▸ Task description
Where does the string "gesneuwel" appear? Copy every line of the entries below that holds it.

▸ Recorded data
——————
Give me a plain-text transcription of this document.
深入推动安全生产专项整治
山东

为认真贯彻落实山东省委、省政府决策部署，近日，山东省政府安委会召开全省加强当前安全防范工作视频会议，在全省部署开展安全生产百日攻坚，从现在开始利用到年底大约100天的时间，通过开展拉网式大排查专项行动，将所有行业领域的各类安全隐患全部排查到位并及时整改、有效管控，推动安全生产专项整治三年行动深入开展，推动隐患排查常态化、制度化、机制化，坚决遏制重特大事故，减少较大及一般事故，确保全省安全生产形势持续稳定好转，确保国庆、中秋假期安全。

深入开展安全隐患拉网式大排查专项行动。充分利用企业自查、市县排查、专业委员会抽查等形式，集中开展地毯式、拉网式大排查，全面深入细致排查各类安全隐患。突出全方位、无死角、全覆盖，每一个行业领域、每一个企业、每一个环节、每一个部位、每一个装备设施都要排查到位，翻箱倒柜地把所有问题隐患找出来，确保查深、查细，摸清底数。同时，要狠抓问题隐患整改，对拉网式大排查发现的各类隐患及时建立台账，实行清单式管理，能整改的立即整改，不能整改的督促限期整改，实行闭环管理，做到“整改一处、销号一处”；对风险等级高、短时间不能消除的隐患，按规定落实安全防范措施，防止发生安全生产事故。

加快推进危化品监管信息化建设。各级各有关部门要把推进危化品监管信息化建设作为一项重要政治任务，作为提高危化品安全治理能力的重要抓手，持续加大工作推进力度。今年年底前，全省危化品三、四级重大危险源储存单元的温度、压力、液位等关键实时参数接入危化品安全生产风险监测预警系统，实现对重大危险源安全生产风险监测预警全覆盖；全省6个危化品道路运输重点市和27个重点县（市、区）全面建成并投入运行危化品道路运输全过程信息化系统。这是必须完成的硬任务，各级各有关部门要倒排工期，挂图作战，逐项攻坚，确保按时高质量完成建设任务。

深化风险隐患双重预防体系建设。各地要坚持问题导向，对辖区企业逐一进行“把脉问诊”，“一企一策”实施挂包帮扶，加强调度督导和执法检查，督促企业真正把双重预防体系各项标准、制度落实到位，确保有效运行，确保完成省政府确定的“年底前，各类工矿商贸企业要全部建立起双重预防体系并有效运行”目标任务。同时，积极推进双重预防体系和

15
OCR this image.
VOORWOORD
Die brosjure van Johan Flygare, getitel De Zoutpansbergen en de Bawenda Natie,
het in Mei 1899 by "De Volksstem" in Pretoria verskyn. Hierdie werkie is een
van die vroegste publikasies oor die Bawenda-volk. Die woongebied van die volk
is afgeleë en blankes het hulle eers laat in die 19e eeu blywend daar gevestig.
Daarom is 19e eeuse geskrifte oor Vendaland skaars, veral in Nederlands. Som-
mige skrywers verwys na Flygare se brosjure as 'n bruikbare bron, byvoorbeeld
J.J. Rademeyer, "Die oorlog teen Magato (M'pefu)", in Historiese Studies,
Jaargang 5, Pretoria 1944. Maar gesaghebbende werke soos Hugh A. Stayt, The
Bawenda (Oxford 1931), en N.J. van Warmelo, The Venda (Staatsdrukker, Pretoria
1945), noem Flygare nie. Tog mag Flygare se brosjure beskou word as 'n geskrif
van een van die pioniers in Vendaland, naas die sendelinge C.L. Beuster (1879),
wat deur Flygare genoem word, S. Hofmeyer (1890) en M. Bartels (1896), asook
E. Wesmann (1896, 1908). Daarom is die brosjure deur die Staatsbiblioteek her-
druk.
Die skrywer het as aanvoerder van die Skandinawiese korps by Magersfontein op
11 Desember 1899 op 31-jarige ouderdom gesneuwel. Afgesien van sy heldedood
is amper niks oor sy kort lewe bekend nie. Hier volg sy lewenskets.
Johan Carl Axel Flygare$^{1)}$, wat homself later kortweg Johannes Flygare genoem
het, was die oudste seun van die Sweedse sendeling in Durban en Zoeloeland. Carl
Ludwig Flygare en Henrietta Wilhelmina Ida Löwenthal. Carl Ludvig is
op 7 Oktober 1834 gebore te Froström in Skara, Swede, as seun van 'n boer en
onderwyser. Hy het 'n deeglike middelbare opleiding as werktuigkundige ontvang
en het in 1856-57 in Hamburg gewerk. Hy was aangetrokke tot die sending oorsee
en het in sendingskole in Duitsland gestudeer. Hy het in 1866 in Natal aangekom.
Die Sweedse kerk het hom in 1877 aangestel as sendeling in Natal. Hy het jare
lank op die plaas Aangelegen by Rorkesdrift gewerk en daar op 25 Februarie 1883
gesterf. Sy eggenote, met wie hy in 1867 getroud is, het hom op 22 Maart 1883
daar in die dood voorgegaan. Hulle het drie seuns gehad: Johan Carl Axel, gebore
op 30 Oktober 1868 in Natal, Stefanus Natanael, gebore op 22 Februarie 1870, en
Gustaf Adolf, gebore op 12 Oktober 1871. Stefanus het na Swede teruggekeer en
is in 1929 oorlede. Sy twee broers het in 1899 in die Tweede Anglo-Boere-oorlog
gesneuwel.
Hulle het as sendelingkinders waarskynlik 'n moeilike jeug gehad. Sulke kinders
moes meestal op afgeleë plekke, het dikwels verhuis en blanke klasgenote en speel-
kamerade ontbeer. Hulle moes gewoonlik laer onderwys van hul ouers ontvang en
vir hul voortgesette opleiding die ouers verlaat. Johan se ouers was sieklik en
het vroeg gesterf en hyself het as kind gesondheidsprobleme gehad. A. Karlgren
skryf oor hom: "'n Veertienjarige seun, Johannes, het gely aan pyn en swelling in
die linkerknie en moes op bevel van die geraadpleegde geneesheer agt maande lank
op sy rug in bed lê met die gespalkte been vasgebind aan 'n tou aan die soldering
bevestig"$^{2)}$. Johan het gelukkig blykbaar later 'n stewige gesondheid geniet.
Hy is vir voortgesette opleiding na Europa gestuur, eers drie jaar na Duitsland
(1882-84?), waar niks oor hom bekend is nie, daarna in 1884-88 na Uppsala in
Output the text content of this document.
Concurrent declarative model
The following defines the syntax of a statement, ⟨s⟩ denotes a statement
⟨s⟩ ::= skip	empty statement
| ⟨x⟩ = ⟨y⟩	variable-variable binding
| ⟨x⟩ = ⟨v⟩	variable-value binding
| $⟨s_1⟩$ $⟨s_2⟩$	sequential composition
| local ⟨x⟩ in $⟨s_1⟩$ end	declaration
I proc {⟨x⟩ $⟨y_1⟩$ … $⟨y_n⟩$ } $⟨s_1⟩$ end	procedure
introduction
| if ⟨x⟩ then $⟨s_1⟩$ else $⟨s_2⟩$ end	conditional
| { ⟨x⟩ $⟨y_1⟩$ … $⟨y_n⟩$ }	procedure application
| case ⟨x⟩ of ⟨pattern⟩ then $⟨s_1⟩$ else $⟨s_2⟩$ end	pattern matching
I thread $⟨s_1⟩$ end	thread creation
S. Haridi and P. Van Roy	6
——————
▸ Solution
11 Desember 1899 op 31-jarige ouderdom gesneuwel. Afgesien van sy heldedood
gesneuwel.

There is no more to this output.